» **課題 A**: 記録のうち、「histogram-bar bbox=[728, 109, 734, 426]」を含む行から「histogram-filled-edge bbox=[603, 51, 782, 425]」を含む行までを、その両端の行も含めて一字一句変えずに書き写せ。

» **本文**:
輝く男性インタビュー
- 手話ダンスという新しい表現手法を追い続ける「HANDSIGN(ハンドサイン)」のメンバーインタビュー
HANDSIGNのおふたり。TATSUさん(右)とSHINGOさん(左)
神奈川県平塚市在住のボーカル&手話ダンスグループ「HANDSIGN」のおふたりに手話ダンスをはじめた経緯から、ニューヨークアポロ・シアターのアマチュアナイトへの挑戦、そして手話ダンスを軸にした活動でのメジャーデビューにいたるお話を聞いてきました!
手話を通じて、さまざまな活動をする彼らの挑戦の日々はとても刺激的なお話です。「何ごとも挑戦しないと始まらない!!」というおふたりと、「言うは易く行うは難し」と思うたいせつじかん編集部の対面インタビュー。お読みいただいた後に何かに挑戦したくなってしまうかもしれません!
聞き手:たいせつじかん編集部
■みんなが感動してくれたことがきっかけ。
手話ダンスを始めた経緯を語るTATSUさん
ーおふたりは手話ダンスをされていますが、ダンスと手話はどちらを先にスタートされたんですか?

» **記録**:
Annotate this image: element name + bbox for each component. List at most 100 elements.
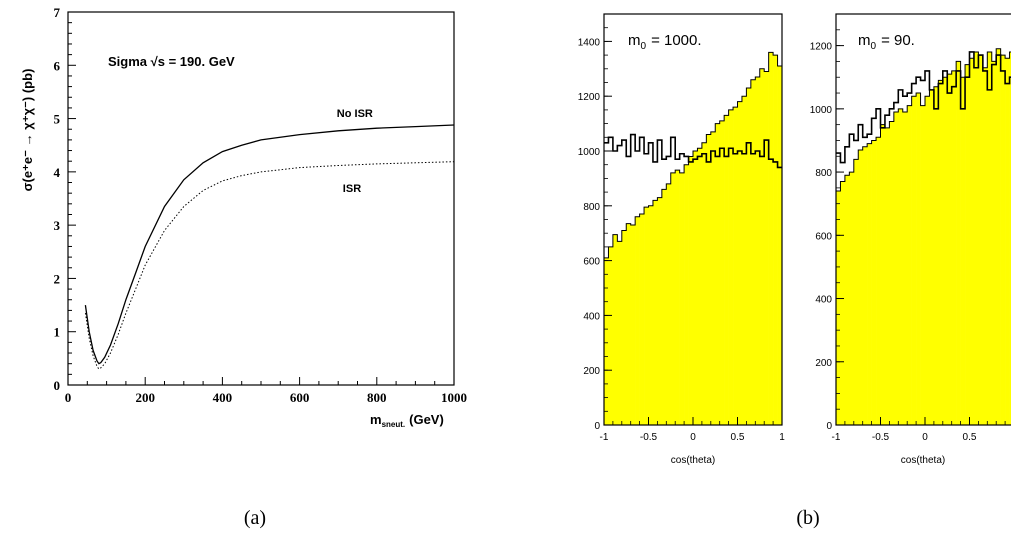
histogram-bar bbox=[728, 109, 734, 426]
histogram-bar bbox=[675, 170, 680, 425]
histogram-bar bbox=[884, 127, 890, 425]
histogram-bar bbox=[697, 148, 703, 425]
histogram-bar bbox=[621, 230, 627, 425]
histogram-bar bbox=[777, 66, 783, 425]
histogram-bar bbox=[889, 121, 895, 426]
panel-label-b: (b) bbox=[796, 507, 819, 529]
histogram-bar bbox=[701, 142, 707, 425]
annotation-sub: 0 bbox=[871, 41, 877, 52]
histogram-bar bbox=[996, 48, 1001, 425]
histogram-bar bbox=[978, 55, 984, 425]
y-tick-label-7: 1400 bbox=[578, 37, 601, 48]
series-line-no-isr bbox=[84, 124, 455, 365]
histogram-bar bbox=[746, 87, 752, 425]
x-tick-label-1: -0.5 bbox=[872, 432, 890, 443]
histogram-bar bbox=[733, 107, 738, 425]
y-tick-label-2: 400 bbox=[815, 295, 832, 306]
annotation-value: = 90. bbox=[881, 32, 915, 49]
histogram-bar bbox=[768, 52, 774, 426]
histogram-filled-edge bbox=[603, 51, 782, 425]
y-tick-label-0: 0 bbox=[594, 421, 600, 432]
histogram-bar bbox=[880, 124, 886, 426]
annotation-main: m bbox=[858, 32, 871, 49]
histogram-bar bbox=[679, 172, 685, 425]
histogram-bar bbox=[911, 96, 917, 425]
histogram-step-line bbox=[604, 133, 782, 169]
y-axis-label: σ(e⁺e⁻ → χ⁺χ⁻) (pb) bbox=[20, 69, 35, 192]
histogram-bar bbox=[1005, 58, 1010, 425]
histogram-bar bbox=[973, 51, 979, 425]
x-tick-label-0: -1 bbox=[600, 432, 609, 443]
histogram-bar bbox=[724, 115, 729, 425]
histogram-bar bbox=[706, 134, 712, 425]
x-axis-label-sub: sneut. bbox=[382, 420, 406, 429]
histogram-bar bbox=[666, 183, 672, 425]
histogram-bar bbox=[715, 123, 720, 425]
histogram-bar bbox=[987, 51, 993, 425]
histogram-bar bbox=[916, 93, 921, 425]
axis-ticks: 0 200 400 600 800 1000 0 1 2 3 4 5 6 7 bbox=[54, 5, 468, 405]
annotation-value: = 1000. bbox=[651, 32, 701, 49]
x-tick-label-3: 0.5 bbox=[963, 432, 977, 443]
histogram-bar bbox=[982, 67, 988, 425]
histogram-bar bbox=[871, 140, 877, 425]
histogram-outline bbox=[604, 133, 782, 169]
histogram-bar bbox=[759, 68, 765, 426]
histogram-bar bbox=[867, 143, 872, 425]
histogram-bar bbox=[612, 234, 618, 425]
histogram-annotation: m0 = 1000. bbox=[628, 32, 702, 52]
x-tick-label-4: 1 bbox=[779, 432, 785, 443]
histogram-bar bbox=[710, 131, 716, 425]
y-tick-label-1: 200 bbox=[583, 366, 600, 377]
histogram-bar bbox=[902, 112, 908, 425]
x-axis-label-main: m bbox=[370, 412, 382, 427]
histogram-bar bbox=[773, 55, 778, 425]
y-tick-label-4: 800 bbox=[583, 202, 600, 213]
annotation-sub: 0 bbox=[641, 41, 647, 52]
y-tick-label-3: 600 bbox=[815, 231, 832, 242]
panel-label-a: (a) bbox=[244, 507, 266, 529]
histogram-bar bbox=[644, 207, 649, 425]
histogram-bar bbox=[840, 181, 846, 425]
histogram-bar bbox=[608, 246, 614, 425]
histogram-bar bbox=[965, 64, 970, 425]
histogram-bar bbox=[858, 149, 863, 425]
histogram-bar bbox=[661, 189, 667, 425]
histogram-bar bbox=[960, 77, 966, 425]
histogram-bar bbox=[898, 108, 904, 425]
x-axis-label: cos(theta) bbox=[671, 455, 715, 466]
axis-ticks: -1 -0.5 0 0.5 0 200 400 600 800 1000 1200 bbox=[810, 13, 1006, 443]
histogram-bar bbox=[639, 214, 645, 425]
histogram-bar bbox=[893, 112, 899, 425]
histogram-filled-bars bbox=[835, 48, 1011, 426]
annotation-main: m bbox=[628, 32, 641, 49]
histogram-bar bbox=[648, 205, 654, 425]
histogram-bar bbox=[862, 146, 868, 425]
y-tick-label-2: 2 bbox=[54, 271, 61, 286]
histogram-bar bbox=[684, 164, 689, 425]
histogram-bar bbox=[719, 120, 725, 426]
cross-section-chart: 0 200 400 600 800 1000 0 1 2 3 4 5 6 7 Sigma √s = 190… bbox=[20, 5, 467, 429]
histogram-bar bbox=[956, 61, 961, 426]
series-line-isr bbox=[84, 161, 455, 370]
histogram-bar bbox=[933, 86, 939, 425]
histogram-bar bbox=[626, 223, 631, 425]
histogram-bar bbox=[929, 89, 935, 425]
histogram-bar bbox=[876, 137, 881, 426]
histogram-bar bbox=[617, 241, 623, 425]
x-tick-label-0: -1 bbox=[832, 432, 841, 443]
histogram-annotation: m0 = 90. bbox=[858, 32, 915, 52]
y-tick-label-1: 1 bbox=[54, 325, 61, 340]
histogram-filled-bars bbox=[603, 51, 783, 426]
histogram-bar bbox=[853, 159, 859, 425]
chart-title: Sigma √s = 190. GeV bbox=[108, 54, 235, 69]
x-tick-label-3: 600 bbox=[290, 390, 310, 405]
x-tick-label-2: 400 bbox=[213, 390, 233, 405]
histogram-bar bbox=[670, 172, 676, 425]
histogram-bar bbox=[750, 79, 756, 425]
axis-ticks: -1 -0.5 0 0.5 1 0 200 400 600 800 1000 1200 1400 bbox=[578, 13, 785, 443]
x-tick-label-1: -0.5 bbox=[640, 432, 658, 443]
x-axis-label: cos(theta) bbox=[901, 455, 945, 466]
histogram-bar bbox=[969, 58, 975, 425]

» **課題 B**: 本文によれば、HANDSIGNのおふたりはどこに住んでいるか。

» **解答 A**:
histogram-bar bbox=[728, 109, 734, 426]
histogram-bar bbox=[675, 170, 680, 425]
histogram-bar bbox=[884, 127, 890, 425]
histogram-bar bbox=[697, 148, 703, 425]
histogram-bar bbox=[621, 230, 627, 425]
histogram-bar bbox=[777, 66, 783, 425]
histogram-bar bbox=[889, 121, 895, 426]
panel-label-b: (b) bbox=[796, 507, 819, 529]
histogram-bar bbox=[701, 142, 707, 425]
annotation-sub: 0 bbox=[871, 41, 877, 52]
histogram-bar bbox=[996, 48, 1001, 425]
histogram-bar bbox=[978, 55, 984, 425]
y-tick-label-7: 1400 bbox=[578, 37, 601, 48]
series-line-no-isr bbox=[84, 124, 455, 365]
histogram-bar bbox=[746, 87, 752, 425]
x-tick-label-1: -0.5 bbox=[872, 432, 890, 443]
histogram-bar bbox=[733, 107, 738, 425]
y-tick-label-2: 400 bbox=[815, 295, 832, 306]
annotation-value: = 90. bbox=[881, 32, 915, 49]
histogram-bar bbox=[768, 52, 774, 426]
histogram-filled-edge bbox=[603, 51, 782, 425]

» **解答 B**: 神奈川県平塚市。